• [Task to complete] Produce a word-for-word copy of the listing below without its pictures.
-- Extracted data start --
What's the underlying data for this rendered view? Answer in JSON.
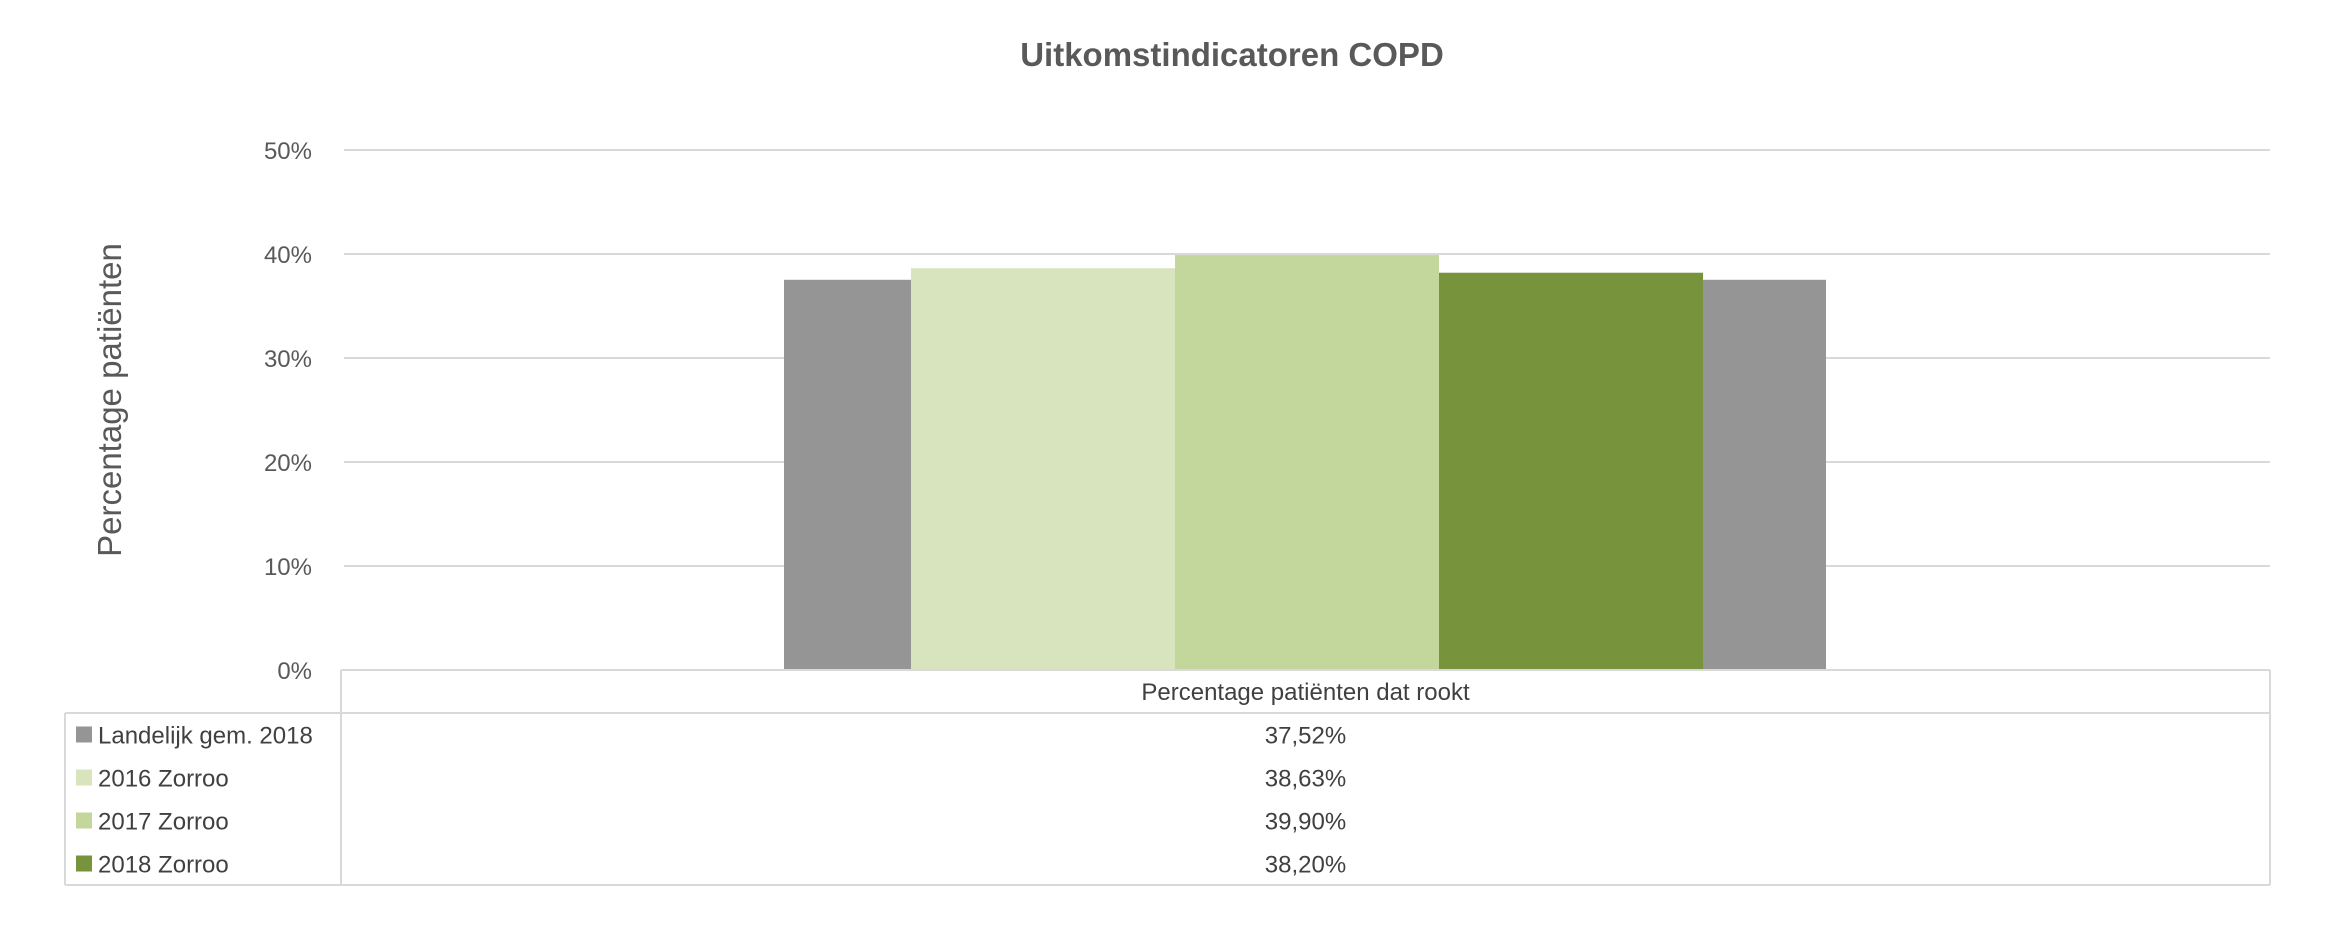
{
  "chart_data": {
    "type": "bar",
    "title": "Uitkomstindicatoren COPD",
    "ylabel": "Percentage patiënten",
    "xlabel": "",
    "categories": [
      "Percentage patiënten dat rookt"
    ],
    "ylim": [
      0,
      50
    ],
    "yticks": [
      0,
      10,
      20,
      30,
      40,
      50
    ],
    "ytick_labels": [
      "0%",
      "10%",
      "20%",
      "30%",
      "40%",
      "50%"
    ],
    "grid": true,
    "legend": "data-table",
    "series": [
      {
        "name": "Landelijk gem. 2018",
        "values": [
          37.52
        ],
        "label": "37,52%",
        "color": "#959595",
        "layout": "background"
      },
      {
        "name": "2016 Zorroo",
        "values": [
          38.63
        ],
        "label": "38,63%",
        "color": "#d8e4bd"
      },
      {
        "name": "2017 Zorroo",
        "values": [
          39.9
        ],
        "label": "39,90%",
        "color": "#c3d69b"
      },
      {
        "name": "2018 Zorroo",
        "values": [
          38.2
        ],
        "label": "38,20%",
        "color": "#77933c"
      }
    ]
  }
}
-- Extracted data end --
• [Written reply]
What's the underlying data for this rendered view? Answer in JSON.
{
  "chart_data": {
    "type": "bar",
    "title": "Uitkomstindicatoren COPD",
    "ylabel": "Percentage patiënten",
    "xlabel": "",
    "categories": [
      "Percentage patiënten dat rookt"
    ],
    "ylim": [
      0,
      50
    ],
    "yticks": [
      0,
      10,
      20,
      30,
      40,
      50
    ],
    "ytick_labels": [
      "0%",
      "10%",
      "20%",
      "30%",
      "40%",
      "50%"
    ],
    "grid": true,
    "legend": "data-table",
    "series": [
      {
        "name": "Landelijk gem. 2018",
        "values": [
          37.52
        ],
        "label": "37,52%",
        "color": "#959595",
        "layout": "background"
      },
      {
        "name": "2016 Zorroo",
        "values": [
          38.63
        ],
        "label": "38,63%",
        "color": "#d8e4bd"
      },
      {
        "name": "2017 Zorroo",
        "values": [
          39.9
        ],
        "label": "39,90%",
        "color": "#c3d69b"
      },
      {
        "name": "2018 Zorroo",
        "values": [
          38.2
        ],
        "label": "38,20%",
        "color": "#77933c"
      }
    ]
  }
}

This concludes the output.